─── Text extract ───

The Houndstooth stitch is quite a challenge so I got permission to do a little tutorial for those who need further instruction. Thank you to Margaret and her publishers. They are not affiliated with me in any way, nor are they held responsible for any errors in my tutorial. All my mistakes are mine. :-)
Remember this stitch is on p. 117 in the book Creative Publishing International The Complete Photo Guide To Crochet . I think the photo in the book may be upside down. I could be wrong. What do you think?
I am using American terminology as always.
First, note that in the book the first row of all patterns is listed as Foundation Row. This makes sense even though it is not how you will see most patterns written. Your foundation row is usually different from the rest of your rows, even if it is the first row worked in the pattern. Instead of going into specific stitches, you're going into chains. Yes, a chain is a stitch, but you know what I mean. *grin* So it does make perfect sense to call this a foundation row and then start your regular numbered rows. I may consider doing this in my own future patterns.
I use abbreviations in some places for the stitches.
sc = single crochet
dc = double crochet
hdc = half double crochet
tr = triple or treble crochet
ch = chain
If there is a dash with the abbreviation ch that refers to a previously created chain, such as ch-4 would be a chain of 4 previously made.
So... for this pattern I will start with a chain of 20. The multiple given is 4. To figure this you take the number 4 and multiple it by whatever number you choose. THAT product, or result, is your foundation chain. 4 x 5 = 20. This gives a width of just over 4" with an H hook and worsted weight yarns. There are four hills or teeth made if you use this foundation chain. It did come out rather on the small side, so if you are working to get a particular size, keep that in mind and perhaps go with a longer foundation chain.

─── Dataset records ───

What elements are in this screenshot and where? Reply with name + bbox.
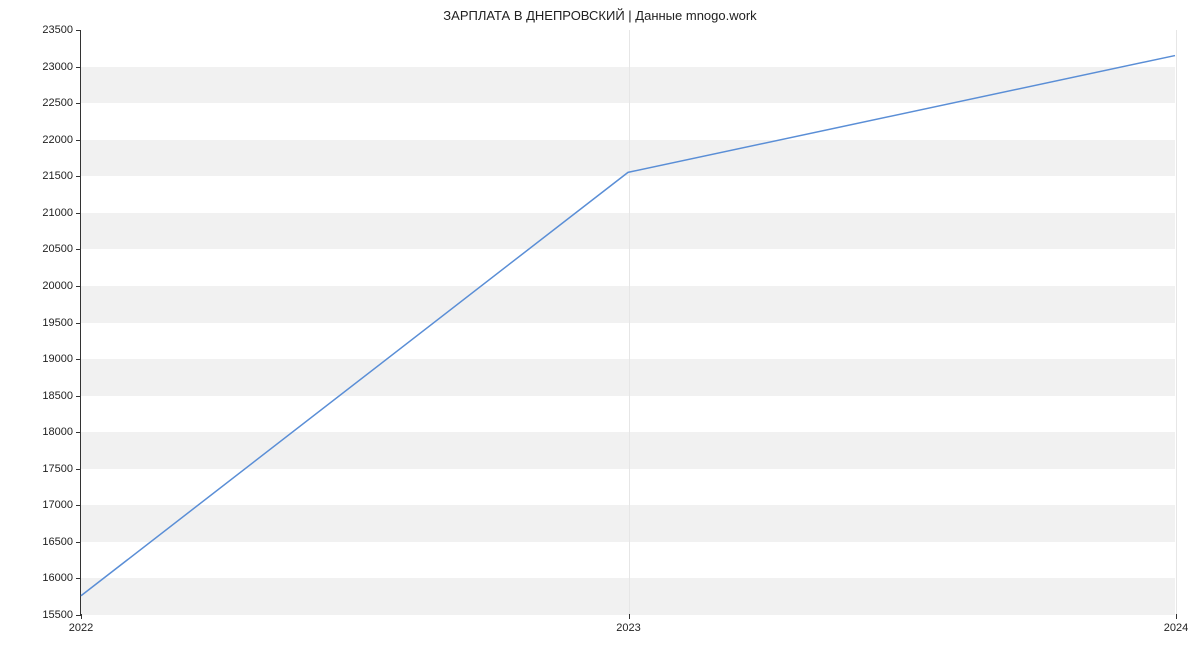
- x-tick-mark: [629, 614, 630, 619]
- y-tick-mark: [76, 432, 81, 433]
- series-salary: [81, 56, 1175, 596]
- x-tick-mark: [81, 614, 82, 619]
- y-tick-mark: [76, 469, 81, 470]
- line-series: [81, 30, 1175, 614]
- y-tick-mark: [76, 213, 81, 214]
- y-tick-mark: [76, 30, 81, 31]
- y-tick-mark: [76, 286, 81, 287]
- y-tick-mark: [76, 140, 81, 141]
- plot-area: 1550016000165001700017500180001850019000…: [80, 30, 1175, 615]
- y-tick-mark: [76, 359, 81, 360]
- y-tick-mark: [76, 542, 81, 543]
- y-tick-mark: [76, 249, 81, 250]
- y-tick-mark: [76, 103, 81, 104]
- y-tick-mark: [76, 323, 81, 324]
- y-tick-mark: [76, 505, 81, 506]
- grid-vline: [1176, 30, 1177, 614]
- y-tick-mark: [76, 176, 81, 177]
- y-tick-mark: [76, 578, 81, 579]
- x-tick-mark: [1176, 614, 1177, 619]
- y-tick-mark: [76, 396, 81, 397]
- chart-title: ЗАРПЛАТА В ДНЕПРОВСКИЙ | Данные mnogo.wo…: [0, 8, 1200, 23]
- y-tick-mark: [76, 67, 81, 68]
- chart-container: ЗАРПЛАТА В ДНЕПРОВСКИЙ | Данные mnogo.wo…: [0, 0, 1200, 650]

───

=== Your instructions ===
Copy the houndstooth stitch tutorial starting with "First, note that" and going on through "for the stitches.", renaming "stitches" to "sts" wherever it occurs.

=== Full response ===
First, note that in the book the first row of all patterns is listed as Foundation Row. This makes sense even though it is not how you will see most patterns written. Your foundation row is usually different from the rest of your rows, even if it is the first row worked in the pattern. Instead of going into specific sts, you're going into chains. Yes, a chain is a stitch, but you know what I mean. *grin* So it does make perfect sense to call this a foundation row and then start your regular numbered rows. I may consider doing this in my own future patterns.
I use abbreviations in some places for the sts.